═══ Entries supplied

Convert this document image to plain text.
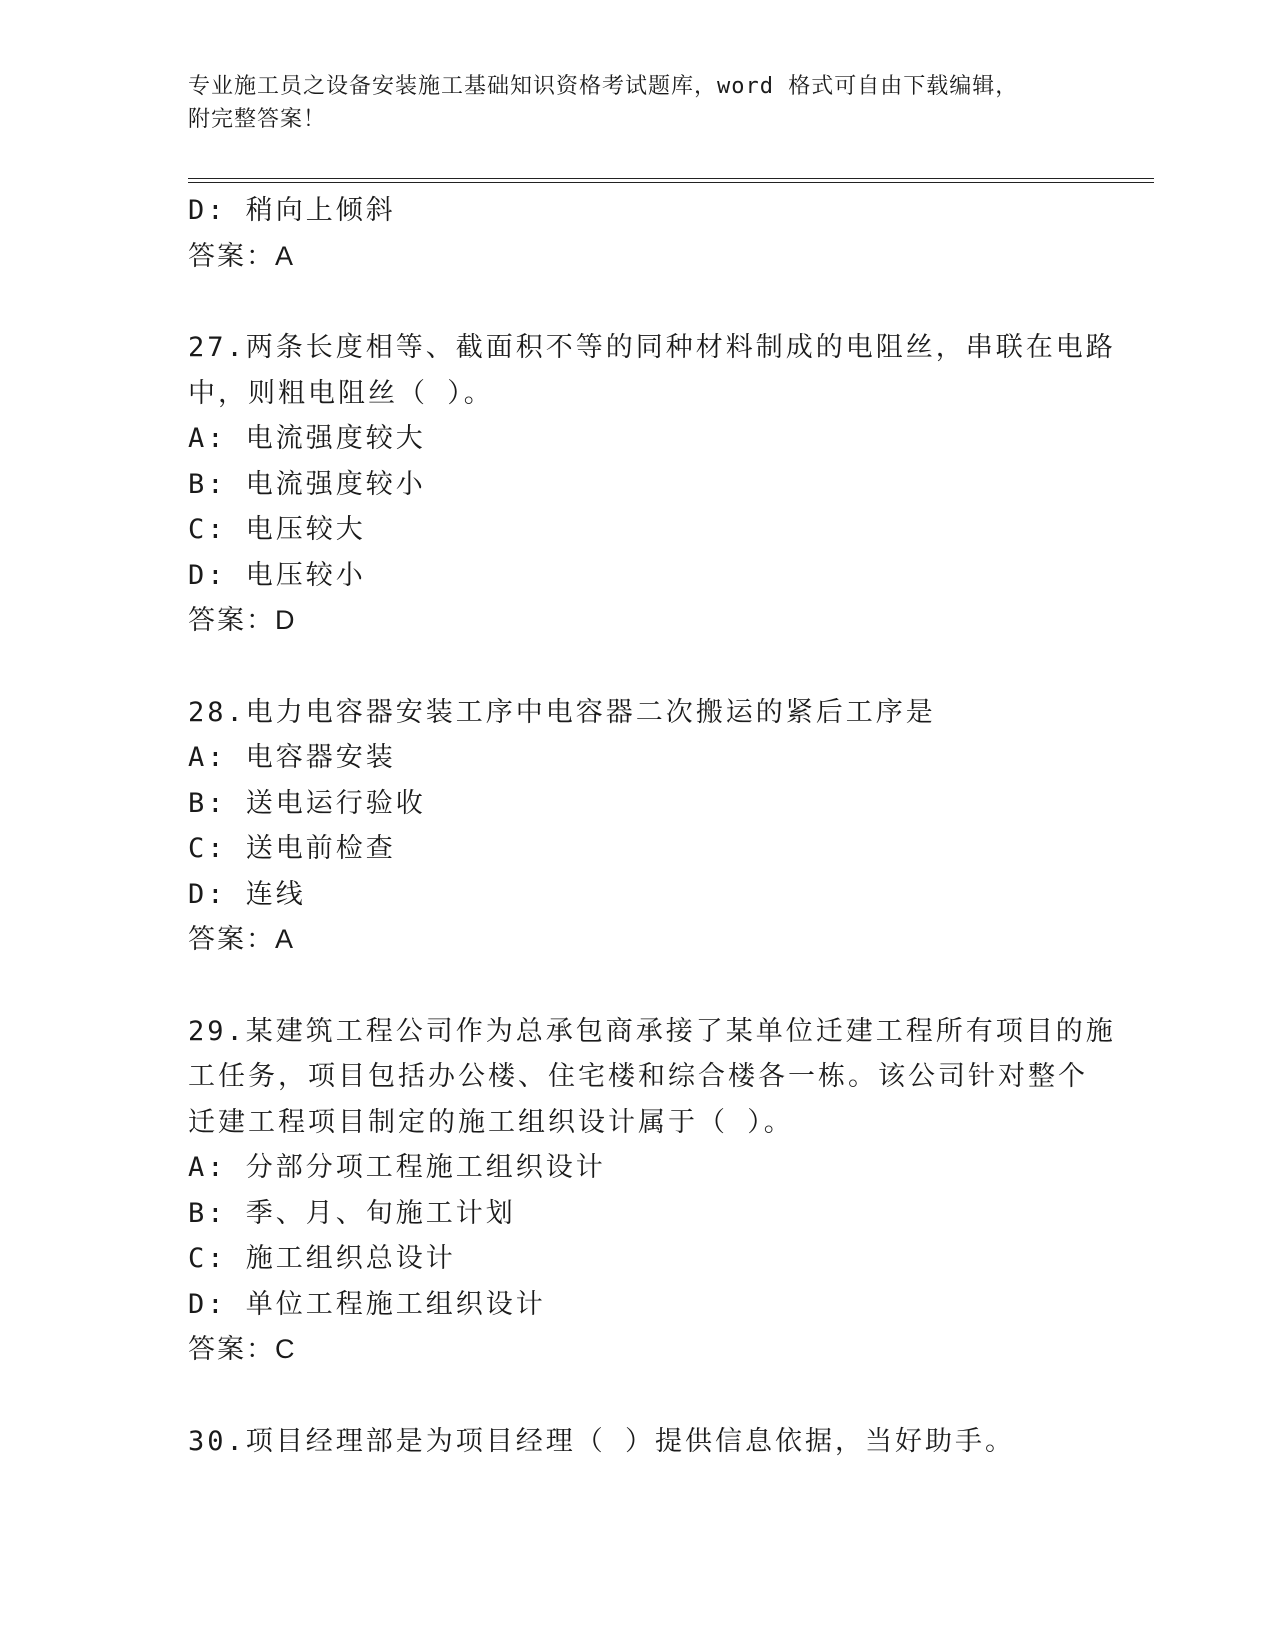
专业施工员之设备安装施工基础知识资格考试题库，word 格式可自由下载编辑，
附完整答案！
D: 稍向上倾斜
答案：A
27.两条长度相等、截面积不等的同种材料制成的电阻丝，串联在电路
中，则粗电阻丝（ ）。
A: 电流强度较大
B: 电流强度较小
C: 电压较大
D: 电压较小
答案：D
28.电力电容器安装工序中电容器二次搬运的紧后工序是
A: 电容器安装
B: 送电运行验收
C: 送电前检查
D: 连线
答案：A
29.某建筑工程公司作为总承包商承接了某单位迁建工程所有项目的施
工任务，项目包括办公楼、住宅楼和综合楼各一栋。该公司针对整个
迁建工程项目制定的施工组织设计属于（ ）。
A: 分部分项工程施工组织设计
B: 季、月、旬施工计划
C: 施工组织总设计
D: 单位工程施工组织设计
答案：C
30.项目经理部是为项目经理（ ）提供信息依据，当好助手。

══════

Set down every record once more, word for word, without pictures.

- _Response to this exercise_
Convert this document image to plain text.
专业施工员之设备安装施工基础知识资格考试题库，word 格式可自由下载编辑，
附完整答案！
D: 稍向上倾斜
答案：A
27.两条长度相等、截面积不等的同种材料制成的电阻丝，串联在电路
中，则粗电阻丝（ ）。
A: 电流强度较大
B: 电流强度较小
C: 电压较大
D: 电压较小
答案：D
28.电力电容器安装工序中电容器二次搬运的紧后工序是
A: 电容器安装
B: 送电运行验收
C: 送电前检查
D: 连线
答案：A
29.某建筑工程公司作为总承包商承接了某单位迁建工程所有项目的施
工任务，项目包括办公楼、住宅楼和综合楼各一栋。该公司针对整个
迁建工程项目制定的施工组织设计属于（ ）。
A: 分部分项工程施工组织设计
B: 季、月、旬施工计划
C: 施工组织总设计
D: 单位工程施工组织设计
答案：C
30.项目经理部是为项目经理（ ）提供信息依据，当好助手。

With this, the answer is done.